The exercise: Which lines hold the string "date"? Copy every one of them.

Entries:

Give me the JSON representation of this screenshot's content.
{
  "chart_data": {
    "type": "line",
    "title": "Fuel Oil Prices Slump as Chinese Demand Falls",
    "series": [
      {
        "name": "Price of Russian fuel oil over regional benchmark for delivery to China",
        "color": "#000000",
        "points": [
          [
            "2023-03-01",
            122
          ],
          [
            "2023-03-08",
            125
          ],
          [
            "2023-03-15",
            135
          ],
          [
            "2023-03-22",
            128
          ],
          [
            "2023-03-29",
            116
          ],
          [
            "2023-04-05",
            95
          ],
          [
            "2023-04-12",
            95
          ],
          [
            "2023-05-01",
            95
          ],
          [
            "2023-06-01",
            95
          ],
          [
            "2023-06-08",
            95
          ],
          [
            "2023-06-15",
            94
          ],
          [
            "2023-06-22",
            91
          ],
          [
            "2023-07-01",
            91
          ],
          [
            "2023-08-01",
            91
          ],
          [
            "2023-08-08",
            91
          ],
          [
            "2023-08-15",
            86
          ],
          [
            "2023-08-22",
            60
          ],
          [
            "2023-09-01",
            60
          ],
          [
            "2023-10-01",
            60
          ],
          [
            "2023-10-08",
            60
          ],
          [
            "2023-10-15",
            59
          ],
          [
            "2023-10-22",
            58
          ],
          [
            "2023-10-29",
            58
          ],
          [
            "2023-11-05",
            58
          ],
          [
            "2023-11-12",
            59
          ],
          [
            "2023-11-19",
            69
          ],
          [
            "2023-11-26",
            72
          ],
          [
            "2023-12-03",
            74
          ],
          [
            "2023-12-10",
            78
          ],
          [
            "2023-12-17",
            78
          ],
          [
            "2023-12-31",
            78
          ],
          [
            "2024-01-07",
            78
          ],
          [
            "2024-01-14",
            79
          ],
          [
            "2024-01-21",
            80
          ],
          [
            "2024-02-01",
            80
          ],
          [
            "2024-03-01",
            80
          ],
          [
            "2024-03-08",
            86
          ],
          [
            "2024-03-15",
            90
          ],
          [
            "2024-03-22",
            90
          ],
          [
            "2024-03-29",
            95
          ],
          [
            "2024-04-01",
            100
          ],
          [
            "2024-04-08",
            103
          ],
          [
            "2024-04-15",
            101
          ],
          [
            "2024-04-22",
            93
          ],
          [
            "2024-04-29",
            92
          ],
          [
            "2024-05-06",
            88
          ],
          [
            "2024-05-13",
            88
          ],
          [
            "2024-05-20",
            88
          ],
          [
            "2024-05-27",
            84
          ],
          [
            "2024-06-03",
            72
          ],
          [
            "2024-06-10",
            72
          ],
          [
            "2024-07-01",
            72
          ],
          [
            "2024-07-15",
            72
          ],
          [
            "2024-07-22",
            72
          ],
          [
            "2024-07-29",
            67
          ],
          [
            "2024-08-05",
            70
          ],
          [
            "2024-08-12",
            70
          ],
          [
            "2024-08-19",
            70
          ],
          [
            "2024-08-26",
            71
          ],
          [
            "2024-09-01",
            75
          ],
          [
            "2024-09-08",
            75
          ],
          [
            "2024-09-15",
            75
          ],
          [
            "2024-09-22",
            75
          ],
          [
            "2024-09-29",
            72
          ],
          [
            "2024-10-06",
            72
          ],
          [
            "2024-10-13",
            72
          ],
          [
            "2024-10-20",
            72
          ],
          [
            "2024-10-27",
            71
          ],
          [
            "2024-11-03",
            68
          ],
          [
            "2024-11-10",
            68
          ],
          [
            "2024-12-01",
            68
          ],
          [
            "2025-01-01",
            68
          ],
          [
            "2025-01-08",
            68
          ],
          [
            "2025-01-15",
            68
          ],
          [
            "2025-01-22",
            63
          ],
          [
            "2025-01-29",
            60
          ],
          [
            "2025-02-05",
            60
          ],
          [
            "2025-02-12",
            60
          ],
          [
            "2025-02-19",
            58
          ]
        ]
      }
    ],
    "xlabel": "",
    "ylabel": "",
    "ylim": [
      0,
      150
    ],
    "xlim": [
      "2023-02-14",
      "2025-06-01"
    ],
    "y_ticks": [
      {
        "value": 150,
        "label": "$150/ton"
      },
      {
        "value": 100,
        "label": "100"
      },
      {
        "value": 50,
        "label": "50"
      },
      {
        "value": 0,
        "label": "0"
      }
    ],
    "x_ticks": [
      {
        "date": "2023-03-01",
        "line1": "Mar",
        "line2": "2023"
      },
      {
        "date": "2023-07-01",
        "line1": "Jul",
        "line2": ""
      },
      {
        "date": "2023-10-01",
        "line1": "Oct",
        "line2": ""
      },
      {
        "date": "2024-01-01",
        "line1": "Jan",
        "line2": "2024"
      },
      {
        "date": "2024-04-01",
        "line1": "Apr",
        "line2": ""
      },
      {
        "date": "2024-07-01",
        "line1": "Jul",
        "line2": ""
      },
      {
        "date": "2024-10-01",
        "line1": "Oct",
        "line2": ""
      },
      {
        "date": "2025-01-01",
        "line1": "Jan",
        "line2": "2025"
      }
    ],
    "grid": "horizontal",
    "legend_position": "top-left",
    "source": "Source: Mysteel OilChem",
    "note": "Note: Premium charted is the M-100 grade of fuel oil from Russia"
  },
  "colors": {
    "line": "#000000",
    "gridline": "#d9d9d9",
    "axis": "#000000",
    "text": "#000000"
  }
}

==

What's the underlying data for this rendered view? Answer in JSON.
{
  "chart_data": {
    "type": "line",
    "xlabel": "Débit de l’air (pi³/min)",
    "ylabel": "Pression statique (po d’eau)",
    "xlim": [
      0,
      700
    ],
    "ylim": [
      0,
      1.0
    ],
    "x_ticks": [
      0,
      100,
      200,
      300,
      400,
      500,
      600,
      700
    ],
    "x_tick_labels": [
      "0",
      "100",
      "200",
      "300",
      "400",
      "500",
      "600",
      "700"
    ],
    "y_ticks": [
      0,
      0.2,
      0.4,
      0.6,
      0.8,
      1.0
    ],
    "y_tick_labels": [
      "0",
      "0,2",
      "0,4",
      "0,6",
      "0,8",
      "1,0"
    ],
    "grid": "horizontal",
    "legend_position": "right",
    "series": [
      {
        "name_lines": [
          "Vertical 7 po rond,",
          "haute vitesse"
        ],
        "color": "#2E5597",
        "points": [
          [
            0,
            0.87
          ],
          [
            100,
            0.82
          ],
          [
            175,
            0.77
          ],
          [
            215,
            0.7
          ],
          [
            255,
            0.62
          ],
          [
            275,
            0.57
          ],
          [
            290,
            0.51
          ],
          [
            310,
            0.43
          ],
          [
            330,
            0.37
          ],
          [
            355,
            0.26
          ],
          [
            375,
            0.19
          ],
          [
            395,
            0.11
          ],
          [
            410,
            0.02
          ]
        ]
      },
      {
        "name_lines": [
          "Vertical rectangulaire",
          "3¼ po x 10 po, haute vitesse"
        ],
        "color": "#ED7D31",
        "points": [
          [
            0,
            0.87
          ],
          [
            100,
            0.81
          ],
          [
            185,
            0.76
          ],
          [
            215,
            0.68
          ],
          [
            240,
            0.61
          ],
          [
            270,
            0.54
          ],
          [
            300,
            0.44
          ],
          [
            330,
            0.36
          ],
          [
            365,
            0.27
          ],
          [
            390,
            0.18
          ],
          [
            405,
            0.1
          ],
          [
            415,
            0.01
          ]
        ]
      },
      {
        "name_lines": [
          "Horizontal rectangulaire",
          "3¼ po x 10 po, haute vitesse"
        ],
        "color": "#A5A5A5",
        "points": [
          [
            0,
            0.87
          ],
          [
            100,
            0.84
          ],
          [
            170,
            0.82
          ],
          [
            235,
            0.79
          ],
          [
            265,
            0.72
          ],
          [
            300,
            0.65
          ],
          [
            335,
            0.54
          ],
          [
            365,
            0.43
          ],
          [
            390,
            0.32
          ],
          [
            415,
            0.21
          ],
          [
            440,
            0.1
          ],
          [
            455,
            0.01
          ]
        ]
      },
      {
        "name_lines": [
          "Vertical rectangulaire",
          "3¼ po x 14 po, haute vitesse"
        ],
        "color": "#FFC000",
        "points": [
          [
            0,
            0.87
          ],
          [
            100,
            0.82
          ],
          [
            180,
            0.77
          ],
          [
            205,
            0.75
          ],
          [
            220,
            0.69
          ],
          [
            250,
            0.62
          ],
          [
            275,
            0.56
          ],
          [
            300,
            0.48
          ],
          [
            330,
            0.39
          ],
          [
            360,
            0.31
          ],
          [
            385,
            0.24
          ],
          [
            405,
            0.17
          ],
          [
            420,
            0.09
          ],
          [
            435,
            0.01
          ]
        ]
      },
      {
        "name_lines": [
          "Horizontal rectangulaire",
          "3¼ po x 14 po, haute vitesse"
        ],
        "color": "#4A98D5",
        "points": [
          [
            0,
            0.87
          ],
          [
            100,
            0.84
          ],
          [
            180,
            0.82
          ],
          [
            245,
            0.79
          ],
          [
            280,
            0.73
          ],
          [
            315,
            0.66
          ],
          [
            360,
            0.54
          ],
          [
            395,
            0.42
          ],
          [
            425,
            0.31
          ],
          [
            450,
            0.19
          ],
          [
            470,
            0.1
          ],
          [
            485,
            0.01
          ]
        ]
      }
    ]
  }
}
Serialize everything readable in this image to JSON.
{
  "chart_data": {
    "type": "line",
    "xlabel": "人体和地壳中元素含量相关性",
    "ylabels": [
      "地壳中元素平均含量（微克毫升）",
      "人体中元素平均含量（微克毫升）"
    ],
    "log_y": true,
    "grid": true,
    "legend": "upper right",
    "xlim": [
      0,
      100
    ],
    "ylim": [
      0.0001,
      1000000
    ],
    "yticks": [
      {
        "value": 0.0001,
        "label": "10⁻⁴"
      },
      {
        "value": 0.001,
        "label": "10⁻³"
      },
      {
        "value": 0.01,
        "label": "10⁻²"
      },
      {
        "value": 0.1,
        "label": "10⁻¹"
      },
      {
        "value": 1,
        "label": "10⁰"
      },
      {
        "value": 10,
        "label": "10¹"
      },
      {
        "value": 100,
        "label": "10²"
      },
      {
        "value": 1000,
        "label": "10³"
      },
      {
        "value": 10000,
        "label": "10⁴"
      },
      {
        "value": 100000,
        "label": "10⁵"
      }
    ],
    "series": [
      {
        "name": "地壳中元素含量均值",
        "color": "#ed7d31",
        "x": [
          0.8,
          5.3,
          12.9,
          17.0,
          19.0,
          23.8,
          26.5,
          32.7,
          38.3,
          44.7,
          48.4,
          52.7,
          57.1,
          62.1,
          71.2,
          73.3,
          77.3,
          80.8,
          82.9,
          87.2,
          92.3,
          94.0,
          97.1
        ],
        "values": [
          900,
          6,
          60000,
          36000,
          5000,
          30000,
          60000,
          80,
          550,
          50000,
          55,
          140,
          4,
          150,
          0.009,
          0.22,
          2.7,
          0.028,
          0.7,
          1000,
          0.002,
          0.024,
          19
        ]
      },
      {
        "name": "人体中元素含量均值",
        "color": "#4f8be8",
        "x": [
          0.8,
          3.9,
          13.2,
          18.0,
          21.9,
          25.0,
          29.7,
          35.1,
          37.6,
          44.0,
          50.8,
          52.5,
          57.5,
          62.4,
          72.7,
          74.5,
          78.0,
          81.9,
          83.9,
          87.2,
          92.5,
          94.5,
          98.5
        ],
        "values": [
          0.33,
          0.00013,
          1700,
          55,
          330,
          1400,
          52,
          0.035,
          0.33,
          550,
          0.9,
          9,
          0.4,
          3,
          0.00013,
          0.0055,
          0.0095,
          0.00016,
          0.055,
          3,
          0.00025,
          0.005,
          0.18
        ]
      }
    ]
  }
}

Result of this task:
        "date": "2023-03-01",
        "date": "2023-07-01",
        "date": "2023-10-01",
        "date": "2024-01-01",
        "date": "2024-04-01",
        "date": "2024-07-01",
        "date": "2024-10-01",
        "date": "2025-01-01",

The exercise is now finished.